Output every line below without omitting or altering anything.

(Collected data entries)
★ ★ ★ ★

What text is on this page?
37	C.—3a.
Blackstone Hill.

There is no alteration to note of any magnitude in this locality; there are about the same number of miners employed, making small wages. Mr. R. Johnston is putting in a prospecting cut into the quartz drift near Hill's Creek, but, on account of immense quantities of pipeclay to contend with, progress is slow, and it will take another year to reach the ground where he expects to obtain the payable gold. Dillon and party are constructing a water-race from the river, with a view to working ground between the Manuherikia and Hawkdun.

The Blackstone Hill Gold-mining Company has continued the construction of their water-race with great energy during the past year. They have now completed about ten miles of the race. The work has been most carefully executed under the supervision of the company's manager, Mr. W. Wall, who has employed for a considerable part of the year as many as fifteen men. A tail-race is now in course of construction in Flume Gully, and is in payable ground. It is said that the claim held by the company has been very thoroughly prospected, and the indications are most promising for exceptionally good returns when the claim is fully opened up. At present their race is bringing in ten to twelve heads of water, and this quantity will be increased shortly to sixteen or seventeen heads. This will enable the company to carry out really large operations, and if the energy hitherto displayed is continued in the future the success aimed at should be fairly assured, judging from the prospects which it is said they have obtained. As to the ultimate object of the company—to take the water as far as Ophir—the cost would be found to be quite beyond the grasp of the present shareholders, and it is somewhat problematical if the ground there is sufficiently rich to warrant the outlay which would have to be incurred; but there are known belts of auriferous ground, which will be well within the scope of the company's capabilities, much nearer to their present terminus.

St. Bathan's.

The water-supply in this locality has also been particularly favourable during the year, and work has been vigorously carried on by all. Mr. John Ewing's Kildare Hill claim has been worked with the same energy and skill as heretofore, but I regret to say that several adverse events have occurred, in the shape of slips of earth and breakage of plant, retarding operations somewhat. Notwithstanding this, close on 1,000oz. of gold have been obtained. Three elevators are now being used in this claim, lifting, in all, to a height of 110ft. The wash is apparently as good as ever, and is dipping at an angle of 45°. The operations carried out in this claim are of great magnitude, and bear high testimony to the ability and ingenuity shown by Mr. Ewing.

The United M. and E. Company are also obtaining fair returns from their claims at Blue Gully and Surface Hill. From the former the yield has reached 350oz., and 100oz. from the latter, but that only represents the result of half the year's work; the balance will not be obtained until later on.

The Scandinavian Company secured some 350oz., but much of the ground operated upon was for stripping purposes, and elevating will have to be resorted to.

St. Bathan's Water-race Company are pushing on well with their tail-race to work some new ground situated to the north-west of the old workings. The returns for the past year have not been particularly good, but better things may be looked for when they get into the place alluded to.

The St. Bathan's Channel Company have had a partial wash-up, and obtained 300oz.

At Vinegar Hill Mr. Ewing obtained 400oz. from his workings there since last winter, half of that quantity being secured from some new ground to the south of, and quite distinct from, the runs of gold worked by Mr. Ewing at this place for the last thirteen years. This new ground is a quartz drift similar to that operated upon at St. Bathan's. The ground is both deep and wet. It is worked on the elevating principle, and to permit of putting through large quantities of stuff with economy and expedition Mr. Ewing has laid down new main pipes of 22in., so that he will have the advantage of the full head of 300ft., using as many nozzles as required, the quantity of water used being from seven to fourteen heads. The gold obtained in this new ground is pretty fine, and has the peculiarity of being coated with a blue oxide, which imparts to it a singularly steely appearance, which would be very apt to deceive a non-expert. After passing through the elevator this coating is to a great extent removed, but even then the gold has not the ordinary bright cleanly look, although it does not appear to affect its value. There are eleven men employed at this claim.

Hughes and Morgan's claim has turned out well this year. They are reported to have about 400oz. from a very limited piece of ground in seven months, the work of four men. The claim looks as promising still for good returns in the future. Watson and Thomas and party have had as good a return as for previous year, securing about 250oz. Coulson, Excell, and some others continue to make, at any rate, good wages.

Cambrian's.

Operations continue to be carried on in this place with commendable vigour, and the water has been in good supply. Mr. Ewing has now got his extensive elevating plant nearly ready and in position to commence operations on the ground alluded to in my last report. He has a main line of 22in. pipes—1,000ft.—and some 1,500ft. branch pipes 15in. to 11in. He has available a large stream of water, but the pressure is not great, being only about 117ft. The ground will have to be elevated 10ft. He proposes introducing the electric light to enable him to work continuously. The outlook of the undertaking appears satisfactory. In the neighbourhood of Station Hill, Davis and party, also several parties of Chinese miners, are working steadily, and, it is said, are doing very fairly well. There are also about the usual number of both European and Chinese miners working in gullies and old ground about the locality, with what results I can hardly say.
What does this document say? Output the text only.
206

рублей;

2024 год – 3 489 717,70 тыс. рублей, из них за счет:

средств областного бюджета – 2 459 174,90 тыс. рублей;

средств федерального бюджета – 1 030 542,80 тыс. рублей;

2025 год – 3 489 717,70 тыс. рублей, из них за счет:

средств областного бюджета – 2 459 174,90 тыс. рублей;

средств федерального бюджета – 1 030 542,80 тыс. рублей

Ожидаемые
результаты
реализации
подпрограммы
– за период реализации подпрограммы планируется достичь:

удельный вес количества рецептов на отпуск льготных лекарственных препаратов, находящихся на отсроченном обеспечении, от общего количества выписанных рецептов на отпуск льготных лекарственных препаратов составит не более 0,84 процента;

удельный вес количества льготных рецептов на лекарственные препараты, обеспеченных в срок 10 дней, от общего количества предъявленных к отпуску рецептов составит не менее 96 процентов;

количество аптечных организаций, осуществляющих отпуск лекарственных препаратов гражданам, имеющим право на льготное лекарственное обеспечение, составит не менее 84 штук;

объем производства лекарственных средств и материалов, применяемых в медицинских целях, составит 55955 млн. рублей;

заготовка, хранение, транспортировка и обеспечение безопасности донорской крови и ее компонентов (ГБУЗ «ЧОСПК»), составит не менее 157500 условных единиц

★ ★ ★ ★

_Exercise result_:
What text is on this page?
37	C.—3a.
Blackstone Hill.

There is no alteration to note of any magnitude in this locality; there are about the same number of miners employed, making small wages. Mr. R. Johnston is putting in a prospecting cut into the quartz drift near Hill's Creek, but, on account of immense quantities of pipeclay to contend with, progress is slow, and it will take another year to reach the ground where he expects to obtain the payable gold. Dillon and party are constructing a water-race from the river, with a view to working ground between the Manuherikia and Hawkdun.

The Blackstone Hill Gold-mining Company has continued the construction of their water-race with great energy during the past year. They have now completed about ten miles of the race. The work has been most carefully executed under the supervision of the company's manager, Mr. W. Wall, who has employed for a considerable part of the year as many as fifteen men. A tail-race is now in course of construction in Flume Gully, and is in payable ground. It is said that the claim held by the company has been very thoroughly prospected, and the indications are most promising for exceptionally good returns when the claim is fully opened up. At present their race is bringing in ten to twelve heads of water, and this quantity will be increased shortly to sixteen or seventeen heads. This will enable the company to carry out really large operations, and if the energy hitherto displayed is continued in the future the success aimed at should be fairly assured, judging from the prospects which it is said they have obtained. As to the ultimate object of the company—to take the water as far as Ophir—the cost would be found to be quite beyond the grasp of the present shareholders, and it is somewhat problematical if the ground there is sufficiently rich to warrant the outlay which would have to be incurred; but there are known belts of auriferous ground, which will be well within the scope of the company's capabilities, much nearer to their present terminus.

St. Bathan's.

The water-supply in this locality has also been particularly favourable during the year, and work has been vigorously carried on by all. Mr. John Ewing's Kildare Hill claim has been worked with the same energy and skill as heretofore, but I regret to say that several adverse events have occurred, in the shape of slips of earth and breakage of plant, retarding operations somewhat. Notwithstanding this, close on 1,000oz. of gold have been obtained. Three elevators are now being used in this claim, lifting, in all, to a height of 110ft. The wash is apparently as good as ever, and is dipping at an angle of 45°. The operations carried out in this claim are of great magnitude, and bear high testimony to the ability and ingenuity shown by Mr. Ewing.

The United M. and E. Company are also obtaining fair returns from their claims at Blue Gully and Surface Hill. From the former the yield has reached 350oz., and 100oz. from the latter, but that only represents the result of half the year's work; the balance will not be obtained until later on.

The Scandinavian Company secured some 350oz., but much of the ground operated upon was for stripping purposes, and elevating will have to be resorted to.

St. Bathan's Water-race Company are pushing on well with their tail-race to work some new ground situated to the north-west of the old workings. The returns for the past year have not been particularly good, but better things may be looked for when they get into the place alluded to.

The St. Bathan's Channel Company have had a partial wash-up, and obtained 300oz.

At Vinegar Hill Mr. Ewing obtained 400oz. from his workings there since last winter, half of that quantity being secured from some new ground to the south of, and quite distinct from, the runs of gold worked by Mr. Ewing at this place for the last thirteen years. This new ground is a quartz drift similar to that operated upon at St. Bathan's. The ground is both deep and wet. It is worked on the elevating principle, and to permit of putting through large quantities of stuff with economy and expedition Mr. Ewing has laid down new main pipes of 22in., so that he will have the advantage of the full head of 300ft., using as many nozzles as required, the quantity of water used being from seven to fourteen heads. The gold obtained in this new ground is pretty fine, and has the peculiarity of being coated with a blue oxide, which imparts to it a singularly steely appearance, which would be very apt to deceive a non-expert. After passing through the elevator this coating is to a great extent removed, but even then the gold has not the ordinary bright cleanly look, although it does not appear to affect its value. There are eleven men employed at this claim.

Hughes and Morgan's claim has turned out well this year. They are reported to have about 400oz. from a very limited piece of ground in seven months, the work of four men. The claim looks as promising still for good returns in the future. Watson and Thomas and party have had as good a return as for previous year, securing about 250oz. Coulson, Excell, and some others continue to make, at any rate, good wages.

Cambrian's.

Operations continue to be carried on in this place with commendable vigour, and the water has been in good supply. Mr. Ewing has now got his extensive elevating plant nearly ready and in position to commence operations on the ground alluded to in my last report. He has a main line of 22in. pipes—1,000ft.—and some 1,500ft. branch pipes 15in. to 11in. He has available a large stream of water, but the pressure is not great, being only about 117ft. The ground will have to be elevated 10ft. He proposes introducing the electric light to enable him to work continuously. The outlook of the undertaking appears satisfactory. In the neighbourhood of Station Hill, Davis and party, also several parties of Chinese miners, are working steadily, and, it is said, are doing very fairly well. There are also about the usual number of both European and Chinese miners working in gullies and old ground about the locality, with what results I can hardly say.
What does this document say? Output the text only.
206

рублей;

2024 год – 3 489 717,70 тыс. рублей, из них за счет:

средств областного бюджета – 2 459 174,90 тыс. рублей;

средств федерального бюджета – 1 030 542,80 тыс. рублей;

2025 год – 3 489 717,70 тыс. рублей, из них за счет:

средств областного бюджета – 2 459 174,90 тыс. рублей;

средств федерального бюджета – 1 030 542,80 тыс. рублей

Ожидаемые
результаты
реализации
подпрограммы
– за период реализации подпрограммы планируется достичь:

удельный вес количества рецептов на отпуск льготных лекарственных препаратов, находящихся на отсроченном обеспечении, от общего количества выписанных рецептов на отпуск льготных лекарственных препаратов составит не более 0,84 процента;

удельный вес количества льготных рецептов на лекарственные препараты, обеспеченных в срок 10 дней, от общего количества предъявленных к отпуску рецептов составит не менее 96 процентов;

количество аптечных организаций, осуществляющих отпуск лекарственных препаратов гражданам, имеющим право на льготное лекарственное обеспечение, составит не менее 84 штук;

объем производства лекарственных средств и материалов, применяемых в медицинских целях, составит 55955 млн. рублей;

заготовка, хранение, транспортировка и обеспечение безопасности донорской крови и ее компонентов (ГБУЗ «ЧОСПК»), составит не менее 157500 условных единиц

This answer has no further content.